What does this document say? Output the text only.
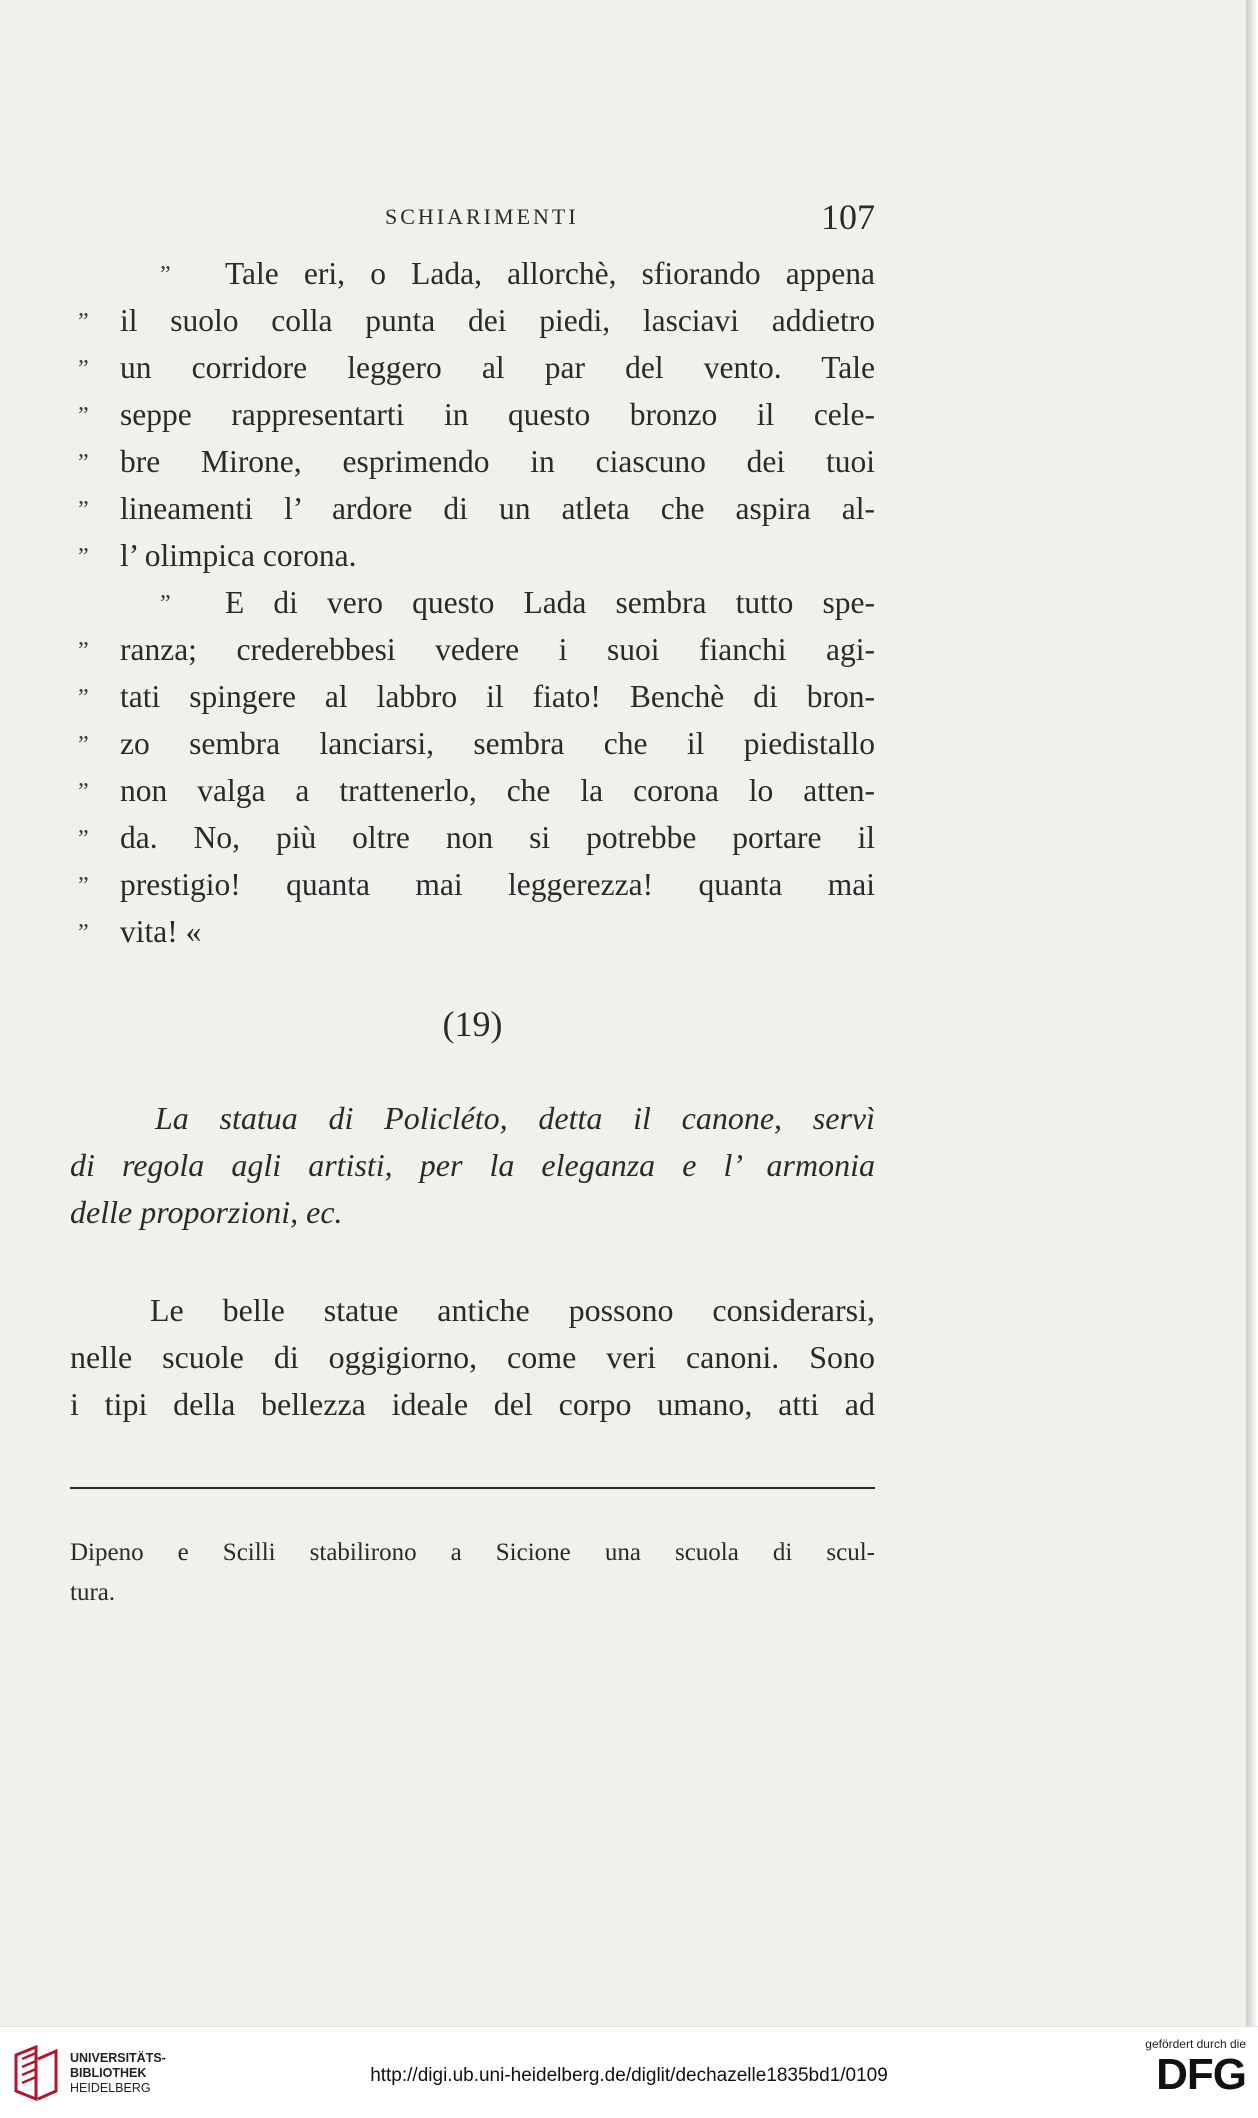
SCHIARIMENTI	107
” Tale eri, o Lada, allorchè, sfiorando appena
” il suolo colla punta dei piedi, lasciavi addietro
” un corridore leggero al par del vento. Tale
” seppe rappresentarti in questo bronzo il cele-
” bre Mirone, esprimendo in ciascuno dei tuoi
” lineamenti l’ ardore di un atleta che aspira al-
” l’ olimpica corona.
” E di vero questo Lada sembra tutto spe-
” ranza; crederebbesi vedere i suoi fianchi agi-
” tati spingere al labbro il fiato! Benchè di bron-
” zo sembra lanciarsi, sembra che il piedistallo
” non valga a trattenerlo, che la corona lo atten-
” da. No, più oltre non si potrebbe portare il
” prestigio! quanta mai leggerezza! quanta mai
” vita! «
(19)
La statua di Policléto, detta il canone, servì
di regola agli artisti, per la eleganza e l’ armonia
delle proporzioni, ec.
Le belle statue antiche possono considerarsi,
nelle scuole di oggigiorno, come veri canoni. Sono
i tipi della bellezza ideale del corpo umano, atti ad
Dipeno e Scilli stabilirono a Sicione una scuola di scul-
tura.
UNIVERSITÄTS-
BIBLIOTHEK
HEIDELBERG
http://digi.ub.uni-heidelberg.de/diglit/dechazelle1835bd1/0109
gefördert durch die
DFG
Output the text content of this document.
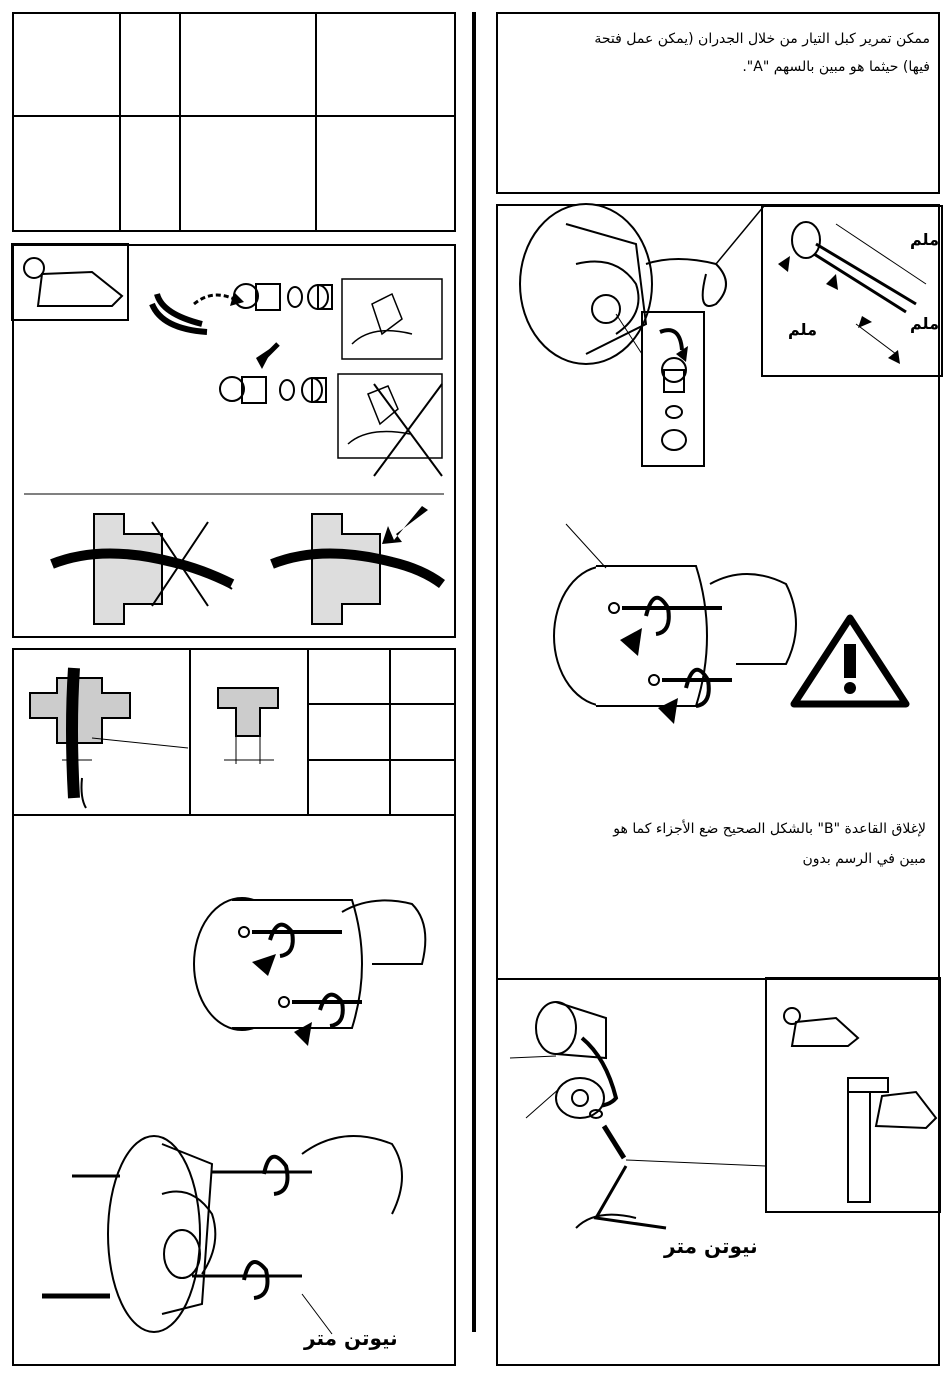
نيوتن متر
ممكن تمرير كبل التيار من خلال الجدران (يمكن عمل فتحة
فيها) حيثما هو مبين بالسهم "A".
ملم
ملم
ملم
لإغلاق القاعدة "B" بالشكل الصحيح ضع الأجزاء كما هو
مبين في الرسم بدون
نيوتن متر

**SHORT TASK**. Reproduce the material above verbatim; omit every picture.

**FINAL ANSWER**.
What does this document say? Output the text only.
SCHIARIMENTI	107
” Tale eri, o Lada, allorchè, sfiorando appena
” il suolo colla punta dei piedi, lasciavi addietro
” un corridore leggero al par del vento. Tale
” seppe rappresentarti in questo bronzo il cele-
” bre Mirone, esprimendo in ciascuno dei tuoi
” lineamenti l’ ardore di un atleta che aspira al-
” l’ olimpica corona.
” E di vero questo Lada sembra tutto spe-
” ranza; crederebbesi vedere i suoi fianchi agi-
” tati spingere al labbro il fiato! Benchè di bron-
” zo sembra lanciarsi, sembra che il piedistallo
” non valga a trattenerlo, che la corona lo atten-
” da. No, più oltre non si potrebbe portare il
” prestigio! quanta mai leggerezza! quanta mai
” vita! «
(19)
La statua di Policléto, detta il canone, servì
di regola agli artisti, per la eleganza e l’ armonia
delle proporzioni, ec.
Le belle statue antiche possono considerarsi,
nelle scuole di oggigiorno, come veri canoni. Sono
i tipi della bellezza ideale del corpo umano, atti ad
Dipeno e Scilli stabilirono a Sicione una scuola di scul-
tura.
UNIVERSITÄTS-
BIBLIOTHEK
HEIDELBERG
http://digi.ub.uni-heidelberg.de/diglit/dechazelle1835bd1/0109
gefördert durch die
DFG
Output the text content of this document.
نيوتن متر
ممكن تمرير كبل التيار من خلال الجدران (يمكن عمل فتحة
فيها) حيثما هو مبين بالسهم "A".
ملم
ملم
ملم
لإغلاق القاعدة "B" بالشكل الصحيح ضع الأجزاء كما هو
مبين في الرسم بدون
نيوتن متر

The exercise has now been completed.